◆ WHAT IS EXPECTED
Please rewrite everything from the line containing "svg-text:15:48: 15:48 [383,370,407,381]" down to the line containing "horizontal-scrollbar[interactable] [0,677,889,686]", changing "history-charts" to "history-graphs" and leaving the rest of those lines unchanged.

◆ EXTRACTED ENTRIES
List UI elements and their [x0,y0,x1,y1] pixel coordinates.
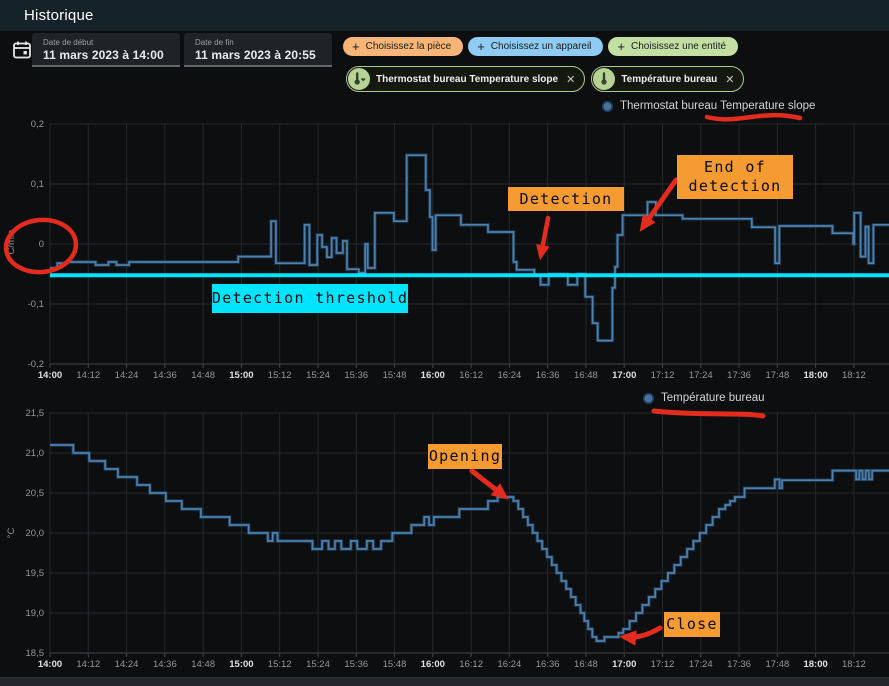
svg-text:15:48: 15:48 [383,370,407,381]
svg-text:-0,2: -0,2 [28,359,44,370]
svg-text:17:12: 17:12 [651,370,675,381]
svg-text:17:24: 17:24 [689,659,713,670]
svg-text:0: 0 [39,239,44,250]
svg-text:18,5: 18,5 [26,648,45,659]
svg-text:15:24: 15:24 [306,370,330,381]
svg-text:17:24: 17:24 [689,370,713,381]
svg-text:17:12: 17:12 [651,659,675,670]
svg-text:16:00: 16:00 [421,370,445,381]
svg-text:0,2: 0,2 [31,119,44,130]
svg-text:17:48: 17:48 [765,370,789,381]
svg-text:17:00: 17:00 [612,659,636,670]
svg-text:17:36: 17:36 [727,659,751,670]
end-of-detection-line2: detection [689,177,782,196]
svg-text:0,1: 0,1 [31,179,44,190]
detection-label: Detection [508,187,624,211]
svg-text:15:12: 15:12 [268,370,292,381]
svg-text:16:36: 16:36 [536,370,560,381]
series-line-shadow [50,445,889,641]
history-charts[interactable]: 0,20,10-0,1-0,214:0014:1214:2414:3614:48… [0,0,889,686]
svg-text:°C: °C [6,528,17,539]
svg-text:15:48: 15:48 [383,659,407,670]
svg-text:17:36: 17:36 [727,370,751,381]
opening-label: Opening [428,444,502,469]
svg-text:20,0: 20,0 [26,528,45,539]
horizontal-scrollbar[interactable] [0,677,889,686]
svg-text:19,5: 19,5 [26,568,45,579]
detection-threshold-label: Detection threshold [212,284,408,313]
svg-text:18:12: 18:12 [842,659,866,670]
close-label: Close [664,612,720,637]
svg-text:18:12: 18:12 [842,370,866,381]
svg-text:14:12: 14:12 [76,659,100,670]
svg-text:15:12: 15:12 [268,659,292,670]
svg-text:14:12: 14:12 [76,370,100,381]
svg-text:18:00: 18:00 [803,659,827,670]
svg-text:14:24: 14:24 [115,659,139,670]
series-line [50,445,889,641]
svg-text:14:36: 14:36 [153,659,177,670]
svg-text:19,0: 19,0 [26,608,45,619]
svg-text:15:36: 15:36 [344,659,368,670]
svg-text:14:00: 14:00 [38,370,62,381]
history-page: Historique Date de début 11 mars 2023 à … [0,0,889,686]
svg-text:14:36: 14:36 [153,370,177,381]
svg-text:21,0: 21,0 [26,448,45,459]
svg-text:15:00: 15:00 [229,659,253,670]
svg-text:17:48: 17:48 [765,659,789,670]
svg-text:21,5: 21,5 [26,408,45,419]
end-of-detection-line1: End of [704,158,766,177]
end-of-detection-label: End of detection [677,155,793,199]
svg-text:16:00: 16:00 [421,659,445,670]
svg-text:18:00: 18:00 [803,370,827,381]
svg-text:14:48: 14:48 [191,370,215,381]
svg-text:16:12: 16:12 [459,659,483,670]
svg-text:16:36: 16:36 [536,659,560,670]
svg-text:17:00: 17:00 [612,370,636,381]
svg-text:°C/min: °C/min [6,230,17,259]
svg-text:20,5: 20,5 [26,488,45,499]
svg-text:16:48: 16:48 [574,659,598,670]
svg-text:16:48: 16:48 [574,370,598,381]
svg-text:-0,1: -0,1 [28,299,44,310]
svg-text:14:24: 14:24 [115,370,139,381]
svg-text:14:48: 14:48 [191,659,215,670]
svg-text:16:24: 16:24 [497,370,521,381]
svg-text:15:00: 15:00 [229,370,253,381]
svg-text:15:24: 15:24 [306,659,330,670]
svg-text:14:00: 14:00 [38,659,62,670]
svg-text:16:12: 16:12 [459,370,483,381]
svg-text:16:24: 16:24 [497,659,521,670]
svg-text:15:36: 15:36 [344,370,368,381]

◆ THE ANSWER
svg-text:15:48: 15:48 [383,370,407,381]
svg-text:-0,2: -0,2 [28,359,44,370]
svg-text:17:12: 17:12 [651,370,675,381]
svg-text:17:24: 17:24 [689,659,713,670]
svg-text:0: 0 [39,239,44,250]
svg-text:18,5: 18,5 [26,648,45,659]
svg-text:15:24: 15:24 [306,370,330,381]
svg-text:17:24: 17:24 [689,370,713,381]
svg-text:17:12: 17:12 [651,659,675,670]
svg-text:16:00: 16:00 [421,370,445,381]
svg-text:0,2: 0,2 [31,119,44,130]
svg-text:17:48: 17:48 [765,370,789,381]
svg-text:17:00: 17:00 [612,659,636,670]
svg-text:17:36: 17:36 [727,659,751,670]
end-of-detection-line2: detection [689,177,782,196]
svg-text:0,1: 0,1 [31,179,44,190]
detection-label: Detection [508,187,624,211]
svg-text:15:12: 15:12 [268,370,292,381]
svg-text:16:36: 16:36 [536,370,560,381]
series-line-shadow [50,445,889,641]
history-graphs[interactable]: 0,20,10-0,1-0,214:0014:1214:2414:3614:48… [0,0,889,686]
svg-text:°C: °C [6,528,17,539]
svg-text:15:48: 15:48 [383,659,407,670]
svg-text:17:36: 17:36 [727,370,751,381]
opening-label: Opening [428,444,502,469]
svg-text:20,0: 20,0 [26,528,45,539]
horizontal-scrollbar[interactable] [0,677,889,686]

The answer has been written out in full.